EXERCISE TASK: Locate every line in the records below that holds the word "Rack" and return each one.
-- START RECORD LIST --
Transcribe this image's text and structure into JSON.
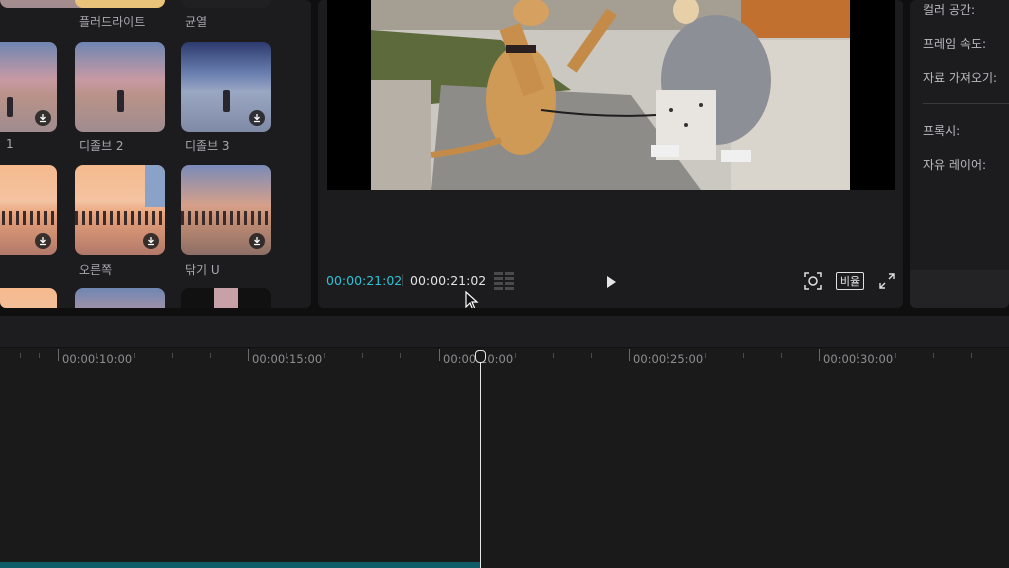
{
  "effects": {
    "items": [
      {
        "label": "플러드라이트"
      },
      {
        "label": "균열"
      },
      {
        "label": "1"
      },
      {
        "label": "디졸브 2"
      },
      {
        "label": "디졸브 3"
      },
      {
        "label": "오른쪽"
      },
      {
        "label": "닦기 U"
      }
    ]
  },
  "player": {
    "current_time": "00:00:21:02",
    "total_time": "00:00:21:02",
    "ratio_label": "비율",
    "accent": "#2cc2d6"
  },
  "properties": {
    "labels": [
      "컬러 공간:",
      "프레임 속도:",
      "자료 가져오기:",
      "프록시:",
      "자유 레이어:"
    ]
  },
  "timeline": {
    "ticks": [
      "00:00:10:00",
      "00:00:15:00",
      "00:00:20:00",
      "00:00:25:00",
      "00:00:30:00"
    ]
  },
  "icons": [
    "download-icon",
    "grid-icon",
    "play-icon",
    "focus-icon",
    "fullscreen-icon",
    "mouse-cursor-icon"
  ]
}
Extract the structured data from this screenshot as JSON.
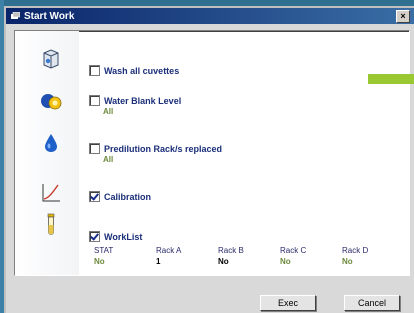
{
  "dialog": {
    "title": "Start Work",
    "close_glyph": "×"
  },
  "options": [
    {
      "label": "Wash all cuvettes",
      "checked": false,
      "icon": "cuvette-icon"
    },
    {
      "label": "Water Blank Level",
      "checked": false,
      "sub": "All",
      "icon": "water-blank-icon"
    },
    {
      "label": "Predilution Rack/s replaced",
      "checked": false,
      "sub": "All",
      "icon": "drop-icon"
    },
    {
      "label": "Calibration",
      "checked": true,
      "icon": "calibration-curve-icon"
    },
    {
      "label": "WorkList",
      "checked": true,
      "icon": "test-tube-icon"
    }
  ],
  "worklist": {
    "headers": [
      "STAT",
      "Rack A",
      "Rack B",
      "Rack C",
      "Rack D"
    ],
    "values": [
      "No",
      "1",
      "No",
      "No",
      "No"
    ]
  },
  "buttons": {
    "exec": "Exec",
    "cancel": "Cancel"
  },
  "colors": {
    "title_bar": "#0a246a",
    "label_text": "#1b2f7a",
    "sub_text": "#6b8a3a",
    "accent_green": "#9ac832",
    "background_frame": "#2f6f8f"
  }
}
-- END RECORD LIST --
WRITTEN SOLUTION:
      "label": "Predilution Rack/s replaced",
      "Rack A",
      "Rack B",
      "Rack C",
      "Rack D"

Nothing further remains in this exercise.